Write out the data below exactly as given, without any of its pictures.

# Provided data
◇ ◇ ◇ ◇

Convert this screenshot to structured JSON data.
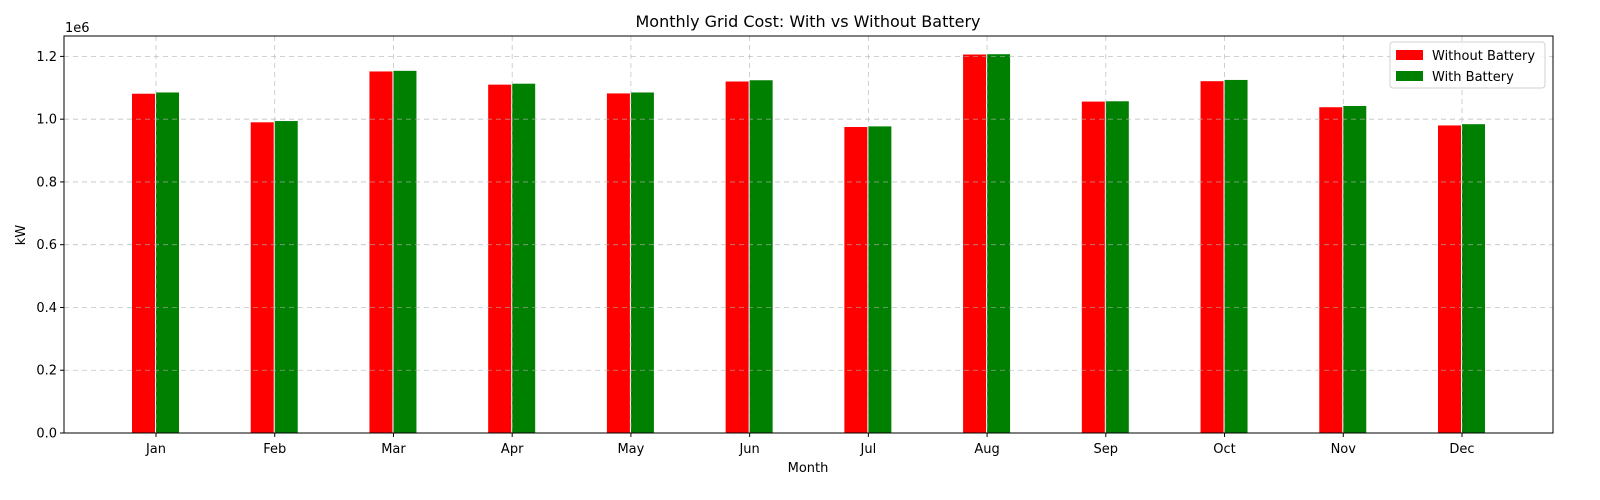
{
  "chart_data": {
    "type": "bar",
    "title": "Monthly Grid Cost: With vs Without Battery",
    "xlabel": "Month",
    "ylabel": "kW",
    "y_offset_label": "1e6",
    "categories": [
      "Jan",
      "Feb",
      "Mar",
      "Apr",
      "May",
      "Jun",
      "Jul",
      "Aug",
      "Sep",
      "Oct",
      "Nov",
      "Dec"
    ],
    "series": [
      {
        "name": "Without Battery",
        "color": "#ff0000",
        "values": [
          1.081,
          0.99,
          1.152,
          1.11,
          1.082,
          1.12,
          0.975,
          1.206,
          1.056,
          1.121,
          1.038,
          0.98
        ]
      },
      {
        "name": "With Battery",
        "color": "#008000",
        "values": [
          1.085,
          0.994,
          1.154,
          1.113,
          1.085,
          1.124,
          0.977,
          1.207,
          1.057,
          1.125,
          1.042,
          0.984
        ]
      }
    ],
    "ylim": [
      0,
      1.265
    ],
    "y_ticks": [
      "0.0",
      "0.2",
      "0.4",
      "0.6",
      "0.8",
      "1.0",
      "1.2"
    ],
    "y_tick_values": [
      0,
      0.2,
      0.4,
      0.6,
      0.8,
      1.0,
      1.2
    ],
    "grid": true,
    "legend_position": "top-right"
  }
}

◇ ◇ ◇ ◇

# Result
Convert this screenshot to structured JSON data.
{
  "chart_data": {
    "type": "bar",
    "title": "Monthly Grid Cost: With vs Without Battery",
    "xlabel": "Month",
    "ylabel": "kW",
    "y_offset_label": "1e6",
    "categories": [
      "Jan",
      "Feb",
      "Mar",
      "Apr",
      "May",
      "Jun",
      "Jul",
      "Aug",
      "Sep",
      "Oct",
      "Nov",
      "Dec"
    ],
    "series": [
      {
        "name": "Without Battery",
        "color": "#ff0000",
        "values": [
          1.081,
          0.99,
          1.152,
          1.11,
          1.082,
          1.12,
          0.975,
          1.206,
          1.056,
          1.121,
          1.038,
          0.98
        ]
      },
      {
        "name": "With Battery",
        "color": "#008000",
        "values": [
          1.085,
          0.994,
          1.154,
          1.113,
          1.085,
          1.124,
          0.977,
          1.207,
          1.057,
          1.125,
          1.042,
          0.984
        ]
      }
    ],
    "ylim": [
      0,
      1.265
    ],
    "y_ticks": [
      "0.0",
      "0.2",
      "0.4",
      "0.6",
      "0.8",
      "1.0",
      "1.2"
    ],
    "y_tick_values": [
      0,
      0.2,
      0.4,
      0.6,
      0.8,
      1.0,
      1.2
    ],
    "grid": true,
    "legend_position": "top-right"
  }
}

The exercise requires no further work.